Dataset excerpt
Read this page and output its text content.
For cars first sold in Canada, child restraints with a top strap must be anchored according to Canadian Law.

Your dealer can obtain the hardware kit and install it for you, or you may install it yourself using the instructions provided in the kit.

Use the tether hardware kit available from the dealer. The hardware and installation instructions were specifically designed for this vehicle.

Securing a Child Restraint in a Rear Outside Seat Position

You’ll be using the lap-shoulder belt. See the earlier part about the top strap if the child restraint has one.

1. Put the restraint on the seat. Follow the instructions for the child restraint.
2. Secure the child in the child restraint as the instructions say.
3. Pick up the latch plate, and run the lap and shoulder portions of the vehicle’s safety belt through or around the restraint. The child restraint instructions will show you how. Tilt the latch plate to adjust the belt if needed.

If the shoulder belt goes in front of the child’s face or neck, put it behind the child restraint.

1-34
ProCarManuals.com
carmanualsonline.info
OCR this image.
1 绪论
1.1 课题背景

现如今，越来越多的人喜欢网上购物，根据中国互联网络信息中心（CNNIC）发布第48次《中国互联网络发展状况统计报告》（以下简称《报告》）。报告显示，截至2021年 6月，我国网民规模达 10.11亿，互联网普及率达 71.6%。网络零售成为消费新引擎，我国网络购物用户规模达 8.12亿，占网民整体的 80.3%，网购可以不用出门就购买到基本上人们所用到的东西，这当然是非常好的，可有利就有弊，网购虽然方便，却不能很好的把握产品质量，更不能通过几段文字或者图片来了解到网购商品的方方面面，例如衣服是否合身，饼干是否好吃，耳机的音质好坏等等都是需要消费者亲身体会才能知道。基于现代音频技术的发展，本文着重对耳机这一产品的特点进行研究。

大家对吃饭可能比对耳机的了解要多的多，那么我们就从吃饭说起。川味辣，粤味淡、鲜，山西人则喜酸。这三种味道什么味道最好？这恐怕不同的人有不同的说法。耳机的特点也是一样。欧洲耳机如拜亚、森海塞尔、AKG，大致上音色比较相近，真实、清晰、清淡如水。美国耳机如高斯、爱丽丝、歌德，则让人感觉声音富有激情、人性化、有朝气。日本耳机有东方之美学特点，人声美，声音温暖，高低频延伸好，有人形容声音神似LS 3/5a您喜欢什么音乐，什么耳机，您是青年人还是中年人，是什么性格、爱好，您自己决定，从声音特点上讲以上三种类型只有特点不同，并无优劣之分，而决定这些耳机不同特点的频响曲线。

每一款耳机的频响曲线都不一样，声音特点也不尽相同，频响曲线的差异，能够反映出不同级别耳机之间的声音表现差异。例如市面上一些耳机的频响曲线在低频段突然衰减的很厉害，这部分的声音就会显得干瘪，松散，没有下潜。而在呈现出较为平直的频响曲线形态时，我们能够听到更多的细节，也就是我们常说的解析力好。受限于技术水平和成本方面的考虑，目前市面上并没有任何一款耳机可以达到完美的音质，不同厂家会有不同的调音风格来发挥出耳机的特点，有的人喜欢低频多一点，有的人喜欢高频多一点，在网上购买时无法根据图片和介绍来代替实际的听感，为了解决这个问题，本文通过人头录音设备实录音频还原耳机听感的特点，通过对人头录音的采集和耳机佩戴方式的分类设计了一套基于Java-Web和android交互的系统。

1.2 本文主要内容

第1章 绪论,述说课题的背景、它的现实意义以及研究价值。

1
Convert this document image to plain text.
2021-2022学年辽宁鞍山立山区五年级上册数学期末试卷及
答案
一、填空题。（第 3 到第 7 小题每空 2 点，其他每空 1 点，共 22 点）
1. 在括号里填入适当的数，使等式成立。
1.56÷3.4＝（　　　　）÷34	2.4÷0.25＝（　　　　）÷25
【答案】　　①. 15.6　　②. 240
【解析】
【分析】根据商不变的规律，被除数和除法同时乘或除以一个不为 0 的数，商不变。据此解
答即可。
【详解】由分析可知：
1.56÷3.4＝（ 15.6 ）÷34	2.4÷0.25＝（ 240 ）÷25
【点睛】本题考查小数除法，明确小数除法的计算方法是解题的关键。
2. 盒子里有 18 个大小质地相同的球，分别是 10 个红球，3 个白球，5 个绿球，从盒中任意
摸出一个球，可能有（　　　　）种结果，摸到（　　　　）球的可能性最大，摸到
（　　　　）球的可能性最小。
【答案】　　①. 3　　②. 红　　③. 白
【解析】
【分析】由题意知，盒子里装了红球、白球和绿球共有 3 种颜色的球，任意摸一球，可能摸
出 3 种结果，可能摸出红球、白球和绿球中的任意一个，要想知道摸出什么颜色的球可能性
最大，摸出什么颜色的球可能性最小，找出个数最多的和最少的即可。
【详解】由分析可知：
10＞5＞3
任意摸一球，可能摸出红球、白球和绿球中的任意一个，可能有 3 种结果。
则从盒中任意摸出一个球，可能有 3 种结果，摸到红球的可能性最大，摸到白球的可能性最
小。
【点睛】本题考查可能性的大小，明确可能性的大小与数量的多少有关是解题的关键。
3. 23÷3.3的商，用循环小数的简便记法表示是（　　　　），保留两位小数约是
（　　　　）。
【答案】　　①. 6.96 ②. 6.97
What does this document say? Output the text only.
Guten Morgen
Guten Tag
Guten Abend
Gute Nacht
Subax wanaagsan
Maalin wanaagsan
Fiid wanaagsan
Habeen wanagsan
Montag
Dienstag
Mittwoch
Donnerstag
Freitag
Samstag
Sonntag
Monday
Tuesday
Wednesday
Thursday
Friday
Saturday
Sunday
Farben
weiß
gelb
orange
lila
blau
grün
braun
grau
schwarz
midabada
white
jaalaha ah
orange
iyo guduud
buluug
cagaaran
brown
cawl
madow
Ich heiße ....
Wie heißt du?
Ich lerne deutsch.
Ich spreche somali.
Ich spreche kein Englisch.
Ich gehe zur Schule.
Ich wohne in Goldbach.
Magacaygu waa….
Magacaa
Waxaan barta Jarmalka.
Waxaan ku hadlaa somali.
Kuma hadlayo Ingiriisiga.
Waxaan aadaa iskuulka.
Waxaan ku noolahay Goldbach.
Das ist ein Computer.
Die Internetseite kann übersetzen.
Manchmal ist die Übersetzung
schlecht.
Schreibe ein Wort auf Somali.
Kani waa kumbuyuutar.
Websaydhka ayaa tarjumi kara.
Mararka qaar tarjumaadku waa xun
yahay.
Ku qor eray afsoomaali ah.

__TASK OBJECTIVE__. Return every line of the preceding records in which the word "vehicle" appears.

__ANSWER TO THIS PROBLEM__.
Use the tether hardware kit available from the dealer. The hardware and installation instructions were specifically designed for this vehicle.
3. Pick up the latch plate, and run the lap and shoulder portions of the vehicle’s safety belt through or around the restraint. The child restraint instructions will show you how. Tilt the latch plate to adjust the belt if needed.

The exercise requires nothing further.